Problem description:
Provide an exact reproduction of every entry.

****************************************

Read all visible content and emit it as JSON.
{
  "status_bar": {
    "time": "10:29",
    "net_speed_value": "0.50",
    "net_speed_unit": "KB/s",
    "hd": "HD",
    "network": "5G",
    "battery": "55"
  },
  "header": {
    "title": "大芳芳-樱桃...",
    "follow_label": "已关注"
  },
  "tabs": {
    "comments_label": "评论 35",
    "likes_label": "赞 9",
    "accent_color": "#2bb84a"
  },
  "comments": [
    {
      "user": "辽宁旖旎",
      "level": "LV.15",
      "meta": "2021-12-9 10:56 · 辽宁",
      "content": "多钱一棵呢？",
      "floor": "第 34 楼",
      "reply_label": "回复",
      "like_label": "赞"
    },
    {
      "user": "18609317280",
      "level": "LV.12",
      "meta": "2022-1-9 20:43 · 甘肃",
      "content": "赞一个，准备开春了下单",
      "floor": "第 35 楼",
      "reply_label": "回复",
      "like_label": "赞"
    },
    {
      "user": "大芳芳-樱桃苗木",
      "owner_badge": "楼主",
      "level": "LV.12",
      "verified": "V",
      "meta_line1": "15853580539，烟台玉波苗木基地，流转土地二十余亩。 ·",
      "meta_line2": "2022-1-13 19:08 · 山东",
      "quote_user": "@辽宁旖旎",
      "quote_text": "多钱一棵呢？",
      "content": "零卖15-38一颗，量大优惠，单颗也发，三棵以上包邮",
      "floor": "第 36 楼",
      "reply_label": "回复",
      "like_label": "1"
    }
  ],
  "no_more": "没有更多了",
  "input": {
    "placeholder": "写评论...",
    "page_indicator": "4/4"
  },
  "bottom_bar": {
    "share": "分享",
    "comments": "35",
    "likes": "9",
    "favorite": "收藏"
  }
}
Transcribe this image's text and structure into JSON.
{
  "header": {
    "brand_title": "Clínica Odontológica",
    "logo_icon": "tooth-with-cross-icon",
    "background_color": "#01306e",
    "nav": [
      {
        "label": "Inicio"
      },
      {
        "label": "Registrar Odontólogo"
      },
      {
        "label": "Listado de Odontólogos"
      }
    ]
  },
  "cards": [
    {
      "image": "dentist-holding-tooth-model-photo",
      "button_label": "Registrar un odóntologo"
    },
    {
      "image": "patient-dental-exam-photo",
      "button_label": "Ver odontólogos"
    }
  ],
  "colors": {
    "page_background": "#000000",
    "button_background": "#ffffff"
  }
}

****************************************

Full answer:
Read all visible content and emit it as JSON.
{
  "status_bar": {
    "time": "10:29",
    "net_speed_value": "0.50",
    "net_speed_unit": "KB/s",
    "hd": "HD",
    "network": "5G",
    "battery": "55"
  },
  "header": {
    "title": "大芳芳-樱桃...",
    "follow_label": "已关注"
  },
  "tabs": {
    "comments_label": "评论 35",
    "likes_label": "赞 9",
    "accent_color": "#2bb84a"
  },
  "comments": [
    {
      "user": "辽宁旖旎",
      "level": "LV.15",
      "meta": "2021-12-9 10:56 · 辽宁",
      "content": "多钱一棵呢？",
      "floor": "第 34 楼",
      "reply_label": "回复",
      "like_label": "赞"
    },
    {
      "user": "18609317280",
      "level": "LV.12",
      "meta": "2022-1-9 20:43 · 甘肃",
      "content": "赞一个，准备开春了下单",
      "floor": "第 35 楼",
      "reply_label": "回复",
      "like_label": "赞"
    },
    {
      "user": "大芳芳-樱桃苗木",
      "owner_badge": "楼主",
      "level": "LV.12",
      "verified": "V",
      "meta_line1": "15853580539，烟台玉波苗木基地，流转土地二十余亩。 ·",
      "meta_line2": "2022-1-13 19:08 · 山东",
      "quote_user": "@辽宁旖旎",
      "quote_text": "多钱一棵呢？",
      "content": "零卖15-38一颗，量大优惠，单颗也发，三棵以上包邮",
      "floor": "第 36 楼",
      "reply_label": "回复",
      "like_label": "1"
    }
  ],
  "no_more": "没有更多了",
  "input": {
    "placeholder": "写评论...",
    "page_indicator": "4/4"
  },
  "bottom_bar": {
    "share": "分享",
    "comments": "35",
    "likes": "9",
    "favorite": "收藏"
  }
}
Transcribe this image's text and structure into JSON.
{
  "header": {
    "brand_title": "Clínica Odontológica",
    "logo_icon": "tooth-with-cross-icon",
    "background_color": "#01306e",
    "nav": [
      {
        "label": "Inicio"
      },
      {
        "label": "Registrar Odontólogo"
      },
      {
        "label": "Listado de Odontólogos"
      }
    ]
  },
  "cards": [
    {
      "image": "dentist-holding-tooth-model-photo",
      "button_label": "Registrar un odóntologo"
    },
    {
      "image": "patient-dental-exam-photo",
      "button_label": "Ver odontólogos"
    }
  ],
  "colors": {
    "page_background": "#000000",
    "button_background": "#ffffff"
  }
}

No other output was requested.